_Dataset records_
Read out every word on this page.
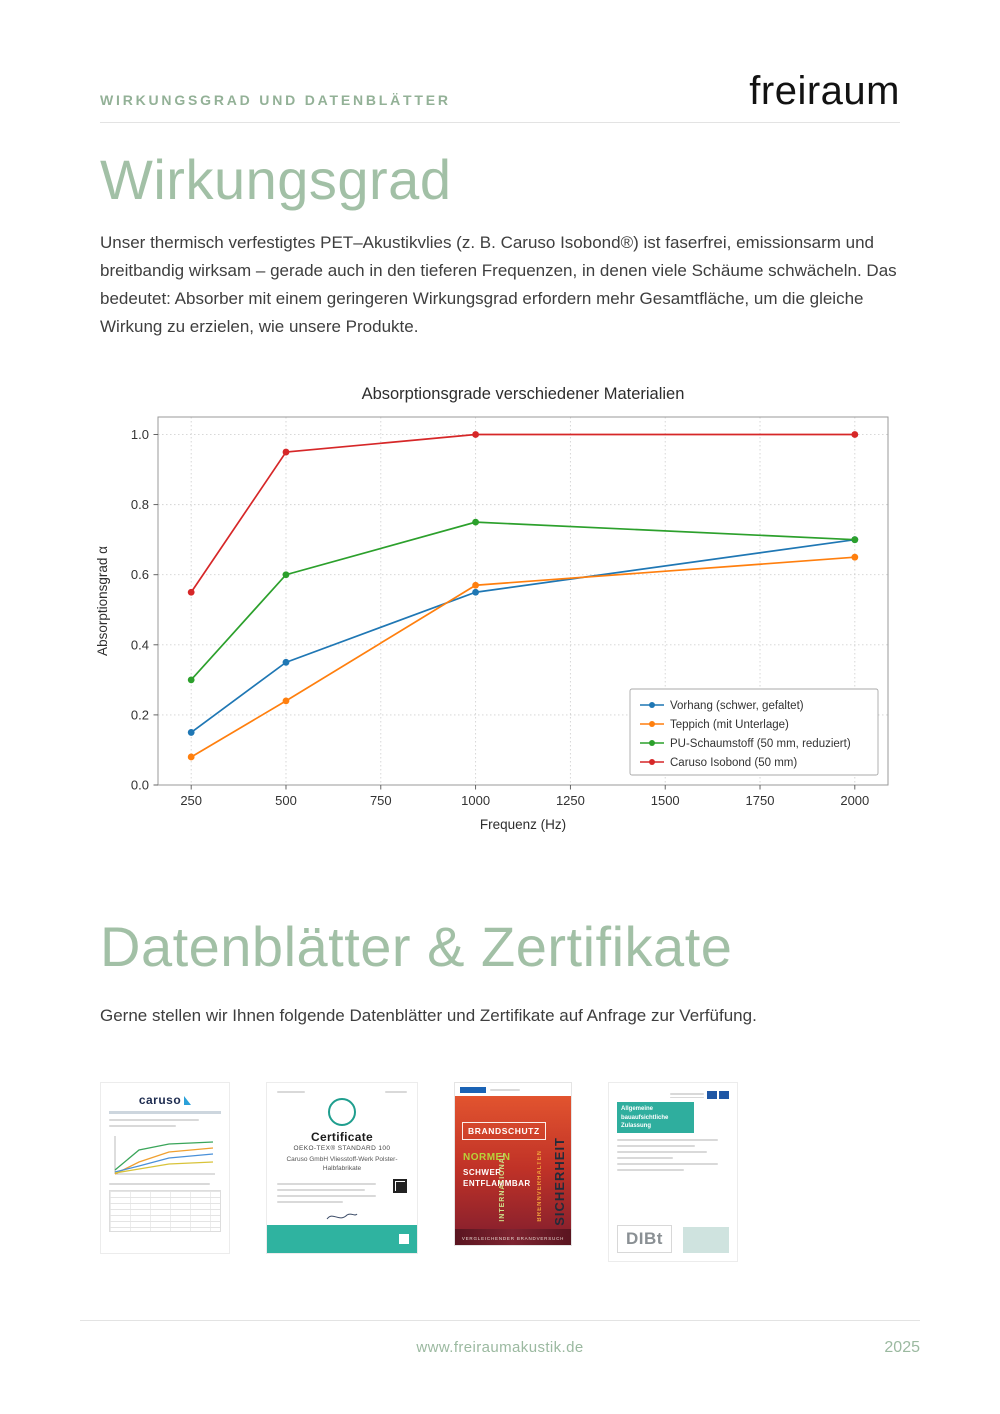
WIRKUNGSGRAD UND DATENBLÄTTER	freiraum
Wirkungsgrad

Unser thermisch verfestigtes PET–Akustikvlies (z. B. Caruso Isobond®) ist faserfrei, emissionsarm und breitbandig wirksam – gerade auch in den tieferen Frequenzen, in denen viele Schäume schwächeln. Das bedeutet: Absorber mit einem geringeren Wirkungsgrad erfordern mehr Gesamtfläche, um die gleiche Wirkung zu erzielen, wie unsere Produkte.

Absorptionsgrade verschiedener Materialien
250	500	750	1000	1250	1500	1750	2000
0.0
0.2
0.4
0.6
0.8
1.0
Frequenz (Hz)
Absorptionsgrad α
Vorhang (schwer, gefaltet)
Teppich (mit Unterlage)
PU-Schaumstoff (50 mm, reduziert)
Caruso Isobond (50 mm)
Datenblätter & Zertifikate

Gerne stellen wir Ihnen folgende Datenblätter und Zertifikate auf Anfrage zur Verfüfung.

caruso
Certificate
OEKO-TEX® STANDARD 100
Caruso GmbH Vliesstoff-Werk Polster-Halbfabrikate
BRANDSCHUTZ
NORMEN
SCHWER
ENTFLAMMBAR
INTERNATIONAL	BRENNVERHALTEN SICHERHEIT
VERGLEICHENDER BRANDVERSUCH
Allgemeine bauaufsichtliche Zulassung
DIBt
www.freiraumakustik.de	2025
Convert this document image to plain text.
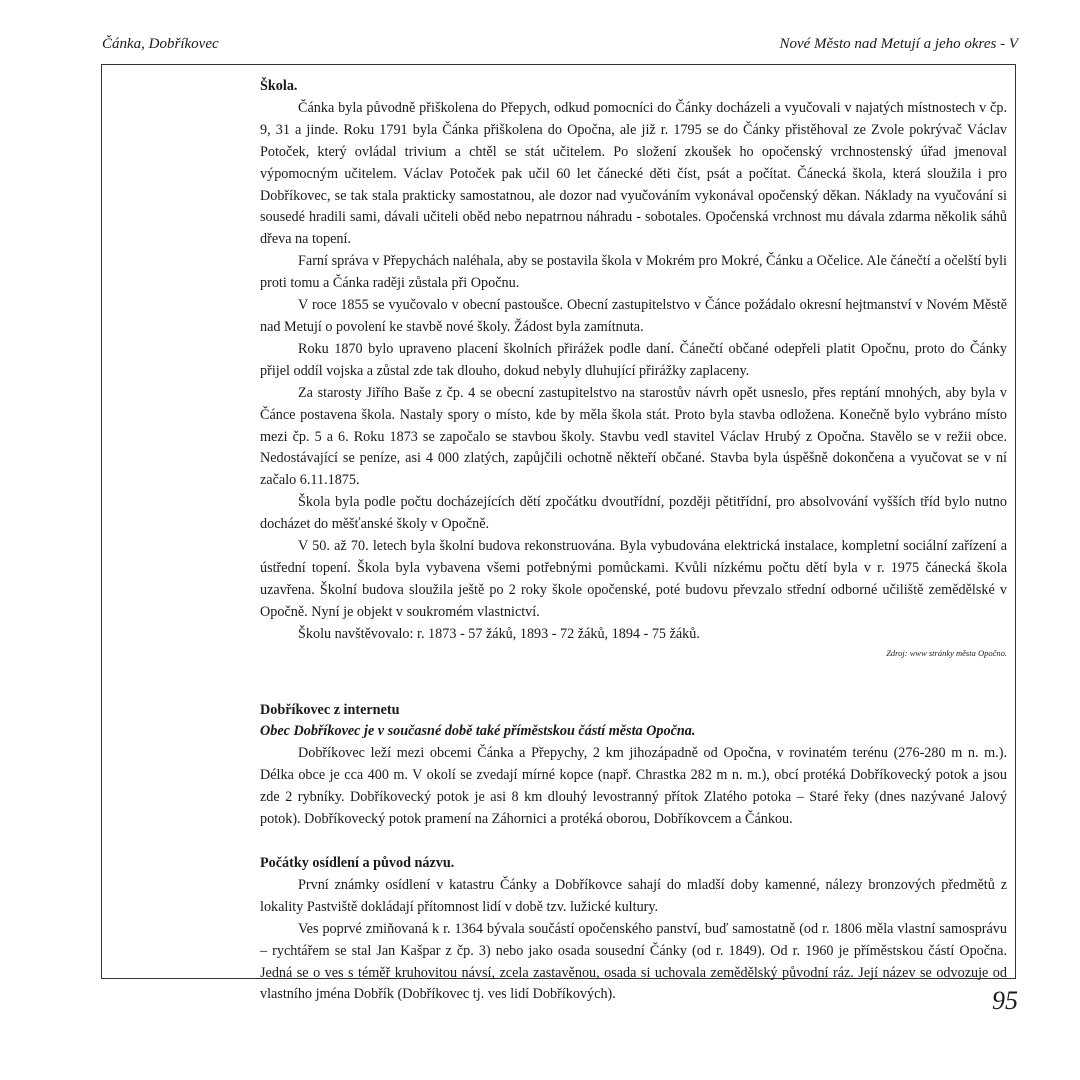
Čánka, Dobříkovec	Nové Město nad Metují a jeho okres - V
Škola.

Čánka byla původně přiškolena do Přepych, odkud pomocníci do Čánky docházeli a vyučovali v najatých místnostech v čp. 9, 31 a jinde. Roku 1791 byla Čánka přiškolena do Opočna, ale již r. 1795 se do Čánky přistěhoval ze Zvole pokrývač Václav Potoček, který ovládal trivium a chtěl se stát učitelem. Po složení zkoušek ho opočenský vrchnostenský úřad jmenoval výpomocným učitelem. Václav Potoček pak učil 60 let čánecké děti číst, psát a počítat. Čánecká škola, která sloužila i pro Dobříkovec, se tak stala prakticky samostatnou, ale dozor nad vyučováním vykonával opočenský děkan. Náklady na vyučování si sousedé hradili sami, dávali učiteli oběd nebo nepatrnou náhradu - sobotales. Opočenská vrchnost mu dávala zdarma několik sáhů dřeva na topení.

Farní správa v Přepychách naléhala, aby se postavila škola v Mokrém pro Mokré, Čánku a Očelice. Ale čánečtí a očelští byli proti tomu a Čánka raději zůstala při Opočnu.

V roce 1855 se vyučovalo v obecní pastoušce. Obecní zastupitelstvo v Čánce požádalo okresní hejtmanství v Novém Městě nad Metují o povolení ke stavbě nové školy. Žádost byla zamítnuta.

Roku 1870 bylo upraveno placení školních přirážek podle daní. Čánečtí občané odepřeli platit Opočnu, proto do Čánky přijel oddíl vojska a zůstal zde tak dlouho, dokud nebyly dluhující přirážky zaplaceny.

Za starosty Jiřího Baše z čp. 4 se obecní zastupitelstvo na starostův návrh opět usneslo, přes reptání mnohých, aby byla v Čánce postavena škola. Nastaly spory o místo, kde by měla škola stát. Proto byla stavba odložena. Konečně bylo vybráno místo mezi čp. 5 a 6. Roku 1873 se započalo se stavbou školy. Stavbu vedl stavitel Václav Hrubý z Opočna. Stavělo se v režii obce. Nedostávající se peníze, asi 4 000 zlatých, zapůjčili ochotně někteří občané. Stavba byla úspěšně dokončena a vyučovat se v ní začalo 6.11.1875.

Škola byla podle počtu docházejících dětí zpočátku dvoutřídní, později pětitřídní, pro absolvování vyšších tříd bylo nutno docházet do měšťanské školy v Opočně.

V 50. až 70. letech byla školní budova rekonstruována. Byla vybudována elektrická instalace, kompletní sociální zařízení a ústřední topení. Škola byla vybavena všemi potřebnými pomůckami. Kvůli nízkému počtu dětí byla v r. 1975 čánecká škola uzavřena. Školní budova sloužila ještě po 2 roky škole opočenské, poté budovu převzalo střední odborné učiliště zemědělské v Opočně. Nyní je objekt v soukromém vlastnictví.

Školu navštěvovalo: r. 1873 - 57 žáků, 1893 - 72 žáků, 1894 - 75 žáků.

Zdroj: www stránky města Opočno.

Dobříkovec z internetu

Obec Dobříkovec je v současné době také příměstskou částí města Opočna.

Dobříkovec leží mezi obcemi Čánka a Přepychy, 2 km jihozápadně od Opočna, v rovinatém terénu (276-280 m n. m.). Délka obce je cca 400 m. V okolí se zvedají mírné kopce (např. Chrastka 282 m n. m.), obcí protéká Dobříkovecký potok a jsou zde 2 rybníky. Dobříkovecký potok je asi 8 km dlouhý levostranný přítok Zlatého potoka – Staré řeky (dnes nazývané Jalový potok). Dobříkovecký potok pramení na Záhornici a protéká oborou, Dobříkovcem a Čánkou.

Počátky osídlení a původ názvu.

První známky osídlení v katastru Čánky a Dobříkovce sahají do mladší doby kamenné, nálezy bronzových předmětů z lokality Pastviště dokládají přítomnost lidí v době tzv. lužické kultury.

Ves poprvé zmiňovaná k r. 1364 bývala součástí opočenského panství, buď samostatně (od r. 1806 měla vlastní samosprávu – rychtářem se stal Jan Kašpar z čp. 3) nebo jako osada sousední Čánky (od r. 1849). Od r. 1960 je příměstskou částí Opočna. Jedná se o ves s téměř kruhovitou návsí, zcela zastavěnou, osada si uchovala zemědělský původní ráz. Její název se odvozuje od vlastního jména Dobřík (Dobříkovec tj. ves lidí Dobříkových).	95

==

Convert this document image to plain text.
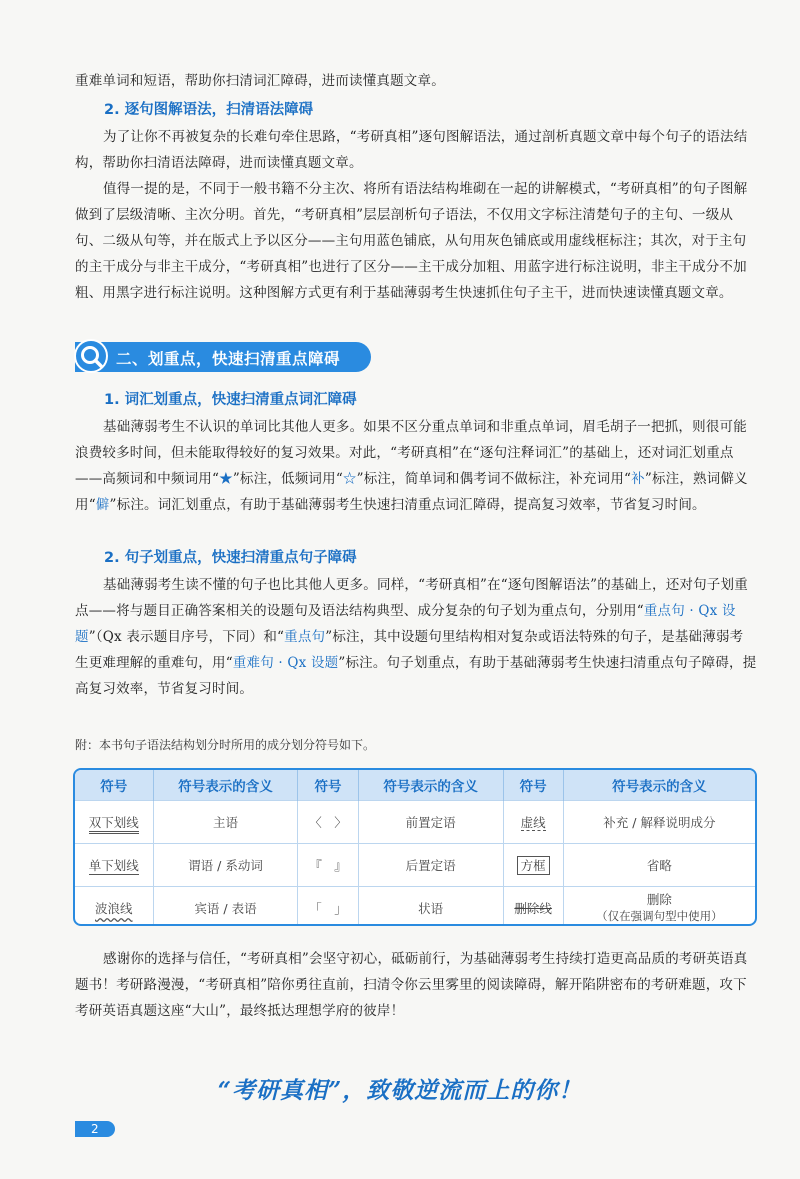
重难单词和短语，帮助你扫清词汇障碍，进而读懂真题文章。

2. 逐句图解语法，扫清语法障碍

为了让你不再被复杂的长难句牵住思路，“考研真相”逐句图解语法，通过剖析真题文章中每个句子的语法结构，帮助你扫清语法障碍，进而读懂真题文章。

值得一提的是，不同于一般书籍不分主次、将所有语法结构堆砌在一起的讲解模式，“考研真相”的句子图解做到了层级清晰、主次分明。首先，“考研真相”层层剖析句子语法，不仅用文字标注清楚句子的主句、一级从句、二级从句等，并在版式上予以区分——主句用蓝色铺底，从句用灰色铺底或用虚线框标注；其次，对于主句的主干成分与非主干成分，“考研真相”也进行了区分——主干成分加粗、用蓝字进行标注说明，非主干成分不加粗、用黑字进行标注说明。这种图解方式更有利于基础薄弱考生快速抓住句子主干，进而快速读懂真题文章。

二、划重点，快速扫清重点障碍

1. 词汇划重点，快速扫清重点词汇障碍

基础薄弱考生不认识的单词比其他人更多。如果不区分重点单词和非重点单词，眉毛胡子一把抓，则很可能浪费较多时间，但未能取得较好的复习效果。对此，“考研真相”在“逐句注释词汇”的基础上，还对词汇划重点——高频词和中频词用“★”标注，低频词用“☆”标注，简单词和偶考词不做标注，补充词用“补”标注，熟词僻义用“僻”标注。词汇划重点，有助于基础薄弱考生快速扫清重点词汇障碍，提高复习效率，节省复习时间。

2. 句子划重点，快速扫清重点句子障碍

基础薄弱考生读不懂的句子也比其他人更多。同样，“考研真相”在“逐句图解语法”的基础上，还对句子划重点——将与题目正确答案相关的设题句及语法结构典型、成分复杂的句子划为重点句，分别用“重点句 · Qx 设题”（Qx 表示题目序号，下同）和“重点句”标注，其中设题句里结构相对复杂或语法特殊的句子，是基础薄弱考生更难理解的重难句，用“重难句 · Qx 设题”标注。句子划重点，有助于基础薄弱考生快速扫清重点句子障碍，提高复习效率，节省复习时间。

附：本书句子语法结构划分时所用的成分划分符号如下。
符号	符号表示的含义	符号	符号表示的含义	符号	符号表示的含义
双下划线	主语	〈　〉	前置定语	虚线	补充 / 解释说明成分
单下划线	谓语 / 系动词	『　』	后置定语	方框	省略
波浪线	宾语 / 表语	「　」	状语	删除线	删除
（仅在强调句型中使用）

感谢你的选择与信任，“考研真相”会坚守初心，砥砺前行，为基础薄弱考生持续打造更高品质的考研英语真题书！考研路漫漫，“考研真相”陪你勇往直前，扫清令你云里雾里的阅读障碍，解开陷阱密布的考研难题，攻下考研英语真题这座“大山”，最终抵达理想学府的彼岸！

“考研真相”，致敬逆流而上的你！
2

_Stated exercise_
Pull out all lines of the data with the string "mezi".

_The response_
Za starosty Jiřího Baše z čp. 4 se obecní zastupitelstvo na starostův návrh opět usneslo, přes reptání mnohých, aby byla v Čánce postavena škola. Nastaly spory o místo, kde by měla škola stát. Proto byla stavba odložena. Konečně bylo vybráno místo mezi čp. 5 a 6. Roku 1873 se započalo se stavbou školy. Stavbu vedl stavitel Václav Hrubý z Opočna. Stavělo se v režii obce. Nedostávající se peníze, asi 4 000 zlatých, zapůjčili ochotně někteří občané. Stavba byla úspěšně dokončena a vyučovat se v ní začalo 6.11.1875.
Dobříkovec leží mezi obcemi Čánka a Přepychy, 2 km jihozápadně od Opočna, v rovinatém terénu (276-280 m n. m.). Délka obce je cca 400 m. V okolí se zvedají mírné kopce (např. Chrastka 282 m n. m.), obcí protéká Dobříkovecký potok a jsou zde 2 rybníky. Dobříkovecký potok je asi 8 km dlouhý levostranný přítok Zlatého potoka – Staré řeky (dnes nazývané Jalový potok). Dobříkovecký potok pramení na Záhornici a protéká oborou, Dobříkovcem a Čánkou.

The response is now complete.